- What the task requires
Write out the whole listing word for word.

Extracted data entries
/---
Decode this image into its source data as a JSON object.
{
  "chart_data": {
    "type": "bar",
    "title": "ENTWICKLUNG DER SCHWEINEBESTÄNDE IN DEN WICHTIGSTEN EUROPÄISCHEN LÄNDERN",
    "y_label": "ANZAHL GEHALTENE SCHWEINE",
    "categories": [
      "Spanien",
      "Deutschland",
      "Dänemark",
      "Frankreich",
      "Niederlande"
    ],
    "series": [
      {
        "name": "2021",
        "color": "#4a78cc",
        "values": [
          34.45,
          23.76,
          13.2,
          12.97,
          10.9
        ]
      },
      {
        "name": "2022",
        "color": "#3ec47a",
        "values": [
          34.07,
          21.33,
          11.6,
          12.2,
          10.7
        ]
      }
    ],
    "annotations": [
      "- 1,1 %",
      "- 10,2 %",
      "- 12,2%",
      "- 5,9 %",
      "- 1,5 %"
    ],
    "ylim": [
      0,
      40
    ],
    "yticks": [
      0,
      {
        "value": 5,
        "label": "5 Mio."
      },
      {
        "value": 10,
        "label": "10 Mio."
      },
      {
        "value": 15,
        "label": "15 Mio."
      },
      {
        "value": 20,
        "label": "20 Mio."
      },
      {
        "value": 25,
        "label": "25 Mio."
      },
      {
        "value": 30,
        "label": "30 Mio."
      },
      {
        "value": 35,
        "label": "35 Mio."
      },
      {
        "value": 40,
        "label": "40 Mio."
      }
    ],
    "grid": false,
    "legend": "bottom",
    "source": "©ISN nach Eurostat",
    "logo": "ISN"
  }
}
\---
- Task answer
Decode this image into its source data as a JSON object.
{
  "chart_data": {
    "type": "bar",
    "title": "ENTWICKLUNG DER SCHWEINEBESTÄNDE IN DEN WICHTIGSTEN EUROPÄISCHEN LÄNDERN",
    "y_label": "ANZAHL GEHALTENE SCHWEINE",
    "categories": [
      "Spanien",
      "Deutschland",
      "Dänemark",
      "Frankreich",
      "Niederlande"
    ],
    "series": [
      {
        "name": "2021",
        "color": "#4a78cc",
        "values": [
          34.45,
          23.76,
          13.2,
          12.97,
          10.9
        ]
      },
      {
        "name": "2022",
        "color": "#3ec47a",
        "values": [
          34.07,
          21.33,
          11.6,
          12.2,
          10.7
        ]
      }
    ],
    "annotations": [
      "- 1,1 %",
      "- 10,2 %",
      "- 12,2%",
      "- 5,9 %",
      "- 1,5 %"
    ],
    "ylim": [
      0,
      40
    ],
    "yticks": [
      0,
      {
        "value": 5,
        "label": "5 Mio."
      },
      {
        "value": 10,
        "label": "10 Mio."
      },
      {
        "value": 15,
        "label": "15 Mio."
      },
      {
        "value": 20,
        "label": "20 Mio."
      },
      {
        "value": 25,
        "label": "25 Mio."
      },
      {
        "value": 30,
        "label": "30 Mio."
      },
      {
        "value": 35,
        "label": "35 Mio."
      },
      {
        "value": 40,
        "label": "40 Mio."
      }
    ],
    "grid": false,
    "legend": "bottom",
    "source": "©ISN nach Eurostat",
    "logo": "ISN"
  }
}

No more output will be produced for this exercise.